◆ Written task
Reproduce word for word the part of the article about The Perfume House between "The Perfume House –" and "for this piece.)", inclusive.

◆ Text
>> BEGIN
The Perfume House – A Love Story
Article by Donna Hathaway
Part Two – The Stories
(NOTE: Part One of this article can be found at Aromascope – please read it first as background for this piece.)
In the world of fine fragrances, there are many stories; about the essences that go into their creation, about the great houses and gifted perfumers that make them, and about the people whose lives are touched when they discover the beauty and artistry of truly great perfumes. The sense of smell is sadly undervalued in today’s world, but in the distant past of our species we depended on it for our very lives, and it is the sense most associated with memory. Just catching the slightest aroma of something from our childhood, or related to a vivid life experience that we had, will catapult us back to that time and place like nothing else. Music has a similar effect for many people, but scent is a visceral, intensely personal experience that hits our emotions and “gets us where we live.”
During the many years that I have been a customer and ardent fan of The Perfume House and its owners, I have been privileged to hear some wonderful stories about the world of fragrance. The following examples are only a few of the many that have been told, to me and to others. I think one of the reasons I am so captivated by them is that it is one of the areas of life that shows humanity at its finest, the apex of beauty, culture and civilization, so far removed from the violence and discord that we are constantly being bombarded with both in our real lives and in popular forms of entertainment. It is a refuge for us the way fine art or music can be, a celebration of what people can accomplish if they turn their energy toward creativity and life-affirming pursuits instead of descending into brutishness and willful ignorance. It is also a celebration of the finest that Nature has to offer us, and reminds us that we must care for our world so that it will continue to yield such lovely and precious things for our enjoyment.
One of the first stories that The Perfume House was a part of was the introduction of the Jean Patou Ma Collection of classic fragrances soon after the shop opened. Jean de Mouy, the chairman of Jean Patou, came to town for the grand presentation. Now these were all scents from the Golden Age of French perfumery and the glory days of the Patou house, when they were known as one of the very finest fashion houses in the world. (The house still created couture gowns until their last in-house designer, Christian Lacroix, left to start his own label in 1987, but outside of France they are better known for Joy perfume than anything else.) The print ads for their perfumes back in the early decades of the twentieth century reflected the fashions of the times. The Tsefalas’ artistically talented daughter created large standing posters for all twelve of the fragrances, each one a conceptual re-creation of the original magazine advertisement at the time of each fragrance’s original release, and each featuring a life-size figure of a woman wearing an ensemble in the colors and style of the ad. Needless to say, the gentleman from the House of Patou was favorably impressed.
>> END
Stored entries
>> BEGIN
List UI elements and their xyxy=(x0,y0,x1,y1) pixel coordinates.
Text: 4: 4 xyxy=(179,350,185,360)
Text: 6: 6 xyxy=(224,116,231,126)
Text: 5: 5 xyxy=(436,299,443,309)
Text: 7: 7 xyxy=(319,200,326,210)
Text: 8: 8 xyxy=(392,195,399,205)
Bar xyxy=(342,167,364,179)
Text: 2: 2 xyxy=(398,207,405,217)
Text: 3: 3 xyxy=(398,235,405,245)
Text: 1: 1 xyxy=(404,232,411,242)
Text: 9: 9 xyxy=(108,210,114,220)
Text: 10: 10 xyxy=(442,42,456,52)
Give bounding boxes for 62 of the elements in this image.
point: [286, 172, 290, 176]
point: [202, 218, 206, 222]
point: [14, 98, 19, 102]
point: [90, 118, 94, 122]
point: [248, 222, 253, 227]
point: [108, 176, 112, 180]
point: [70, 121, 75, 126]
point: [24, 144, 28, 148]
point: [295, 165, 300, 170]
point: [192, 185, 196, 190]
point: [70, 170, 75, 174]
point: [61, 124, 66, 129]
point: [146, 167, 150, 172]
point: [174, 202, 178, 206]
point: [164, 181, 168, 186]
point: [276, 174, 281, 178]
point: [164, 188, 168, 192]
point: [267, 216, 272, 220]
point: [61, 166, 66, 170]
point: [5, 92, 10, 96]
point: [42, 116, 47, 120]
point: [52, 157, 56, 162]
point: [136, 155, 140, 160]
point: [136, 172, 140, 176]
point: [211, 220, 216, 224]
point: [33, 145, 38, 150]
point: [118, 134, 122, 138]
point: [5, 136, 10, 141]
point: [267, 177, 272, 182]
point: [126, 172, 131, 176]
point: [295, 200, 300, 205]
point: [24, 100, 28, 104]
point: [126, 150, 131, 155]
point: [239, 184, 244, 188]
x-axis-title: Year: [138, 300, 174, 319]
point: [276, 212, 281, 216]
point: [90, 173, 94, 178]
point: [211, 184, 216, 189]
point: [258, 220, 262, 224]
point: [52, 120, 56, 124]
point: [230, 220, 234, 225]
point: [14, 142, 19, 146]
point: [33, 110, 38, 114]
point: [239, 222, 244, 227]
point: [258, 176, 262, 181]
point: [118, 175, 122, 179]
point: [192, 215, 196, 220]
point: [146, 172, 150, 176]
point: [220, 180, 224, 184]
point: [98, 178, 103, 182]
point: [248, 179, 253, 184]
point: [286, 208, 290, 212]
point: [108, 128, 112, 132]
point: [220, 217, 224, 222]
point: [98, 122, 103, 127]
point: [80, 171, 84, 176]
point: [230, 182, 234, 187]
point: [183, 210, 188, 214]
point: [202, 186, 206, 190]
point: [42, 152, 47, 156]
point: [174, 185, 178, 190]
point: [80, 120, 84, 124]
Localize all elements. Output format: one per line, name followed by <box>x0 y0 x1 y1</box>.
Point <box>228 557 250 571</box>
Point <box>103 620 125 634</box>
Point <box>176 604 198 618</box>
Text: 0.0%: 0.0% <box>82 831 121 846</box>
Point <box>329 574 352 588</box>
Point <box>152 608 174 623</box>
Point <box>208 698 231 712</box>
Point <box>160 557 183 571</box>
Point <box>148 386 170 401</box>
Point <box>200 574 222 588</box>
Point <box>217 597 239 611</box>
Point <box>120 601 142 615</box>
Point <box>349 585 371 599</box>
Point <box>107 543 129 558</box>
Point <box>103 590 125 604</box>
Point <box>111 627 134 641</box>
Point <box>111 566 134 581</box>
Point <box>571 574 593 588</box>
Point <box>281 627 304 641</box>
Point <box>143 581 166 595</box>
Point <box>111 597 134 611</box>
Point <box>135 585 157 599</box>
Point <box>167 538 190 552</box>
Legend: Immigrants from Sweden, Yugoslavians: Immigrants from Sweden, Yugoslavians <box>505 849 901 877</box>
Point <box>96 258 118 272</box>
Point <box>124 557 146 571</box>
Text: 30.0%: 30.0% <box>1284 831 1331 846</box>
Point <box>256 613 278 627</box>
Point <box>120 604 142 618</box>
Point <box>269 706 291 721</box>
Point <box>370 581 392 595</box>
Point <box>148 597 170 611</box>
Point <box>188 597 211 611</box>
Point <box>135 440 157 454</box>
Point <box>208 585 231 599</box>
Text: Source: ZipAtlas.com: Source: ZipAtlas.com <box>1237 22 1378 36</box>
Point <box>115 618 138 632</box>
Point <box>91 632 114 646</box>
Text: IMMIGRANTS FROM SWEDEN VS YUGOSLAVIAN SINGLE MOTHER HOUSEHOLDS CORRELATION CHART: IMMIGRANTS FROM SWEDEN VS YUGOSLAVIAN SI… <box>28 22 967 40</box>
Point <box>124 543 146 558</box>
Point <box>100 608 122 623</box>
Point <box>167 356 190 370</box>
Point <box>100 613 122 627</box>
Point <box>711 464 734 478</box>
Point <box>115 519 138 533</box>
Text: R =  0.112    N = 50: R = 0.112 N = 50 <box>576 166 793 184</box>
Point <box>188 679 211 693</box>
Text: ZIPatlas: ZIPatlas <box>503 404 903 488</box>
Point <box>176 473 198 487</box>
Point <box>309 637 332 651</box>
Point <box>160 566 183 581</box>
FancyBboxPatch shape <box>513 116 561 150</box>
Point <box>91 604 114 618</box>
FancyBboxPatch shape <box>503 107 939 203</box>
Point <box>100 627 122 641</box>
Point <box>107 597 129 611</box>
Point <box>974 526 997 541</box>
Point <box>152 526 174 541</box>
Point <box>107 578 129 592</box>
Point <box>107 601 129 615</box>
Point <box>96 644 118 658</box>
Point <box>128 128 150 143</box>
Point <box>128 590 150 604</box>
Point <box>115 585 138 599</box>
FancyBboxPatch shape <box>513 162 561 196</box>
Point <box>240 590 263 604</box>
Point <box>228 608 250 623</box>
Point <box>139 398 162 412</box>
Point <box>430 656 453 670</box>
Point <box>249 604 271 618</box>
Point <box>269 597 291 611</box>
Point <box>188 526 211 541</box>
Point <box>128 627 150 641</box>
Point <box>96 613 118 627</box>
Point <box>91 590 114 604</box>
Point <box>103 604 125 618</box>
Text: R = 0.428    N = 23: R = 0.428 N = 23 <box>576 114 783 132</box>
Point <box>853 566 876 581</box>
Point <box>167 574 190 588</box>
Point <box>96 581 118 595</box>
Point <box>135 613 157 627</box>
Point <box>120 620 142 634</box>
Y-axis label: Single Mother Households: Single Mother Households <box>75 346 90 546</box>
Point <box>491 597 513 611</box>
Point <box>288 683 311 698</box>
>> END
◆ Answer to the problem
The Perfume House – A Love Story
Article by Donna Hathaway
Part Two – The Stories
(NOTE: Part One of this article can be found at Aromascope – please read it first as background for this piece.)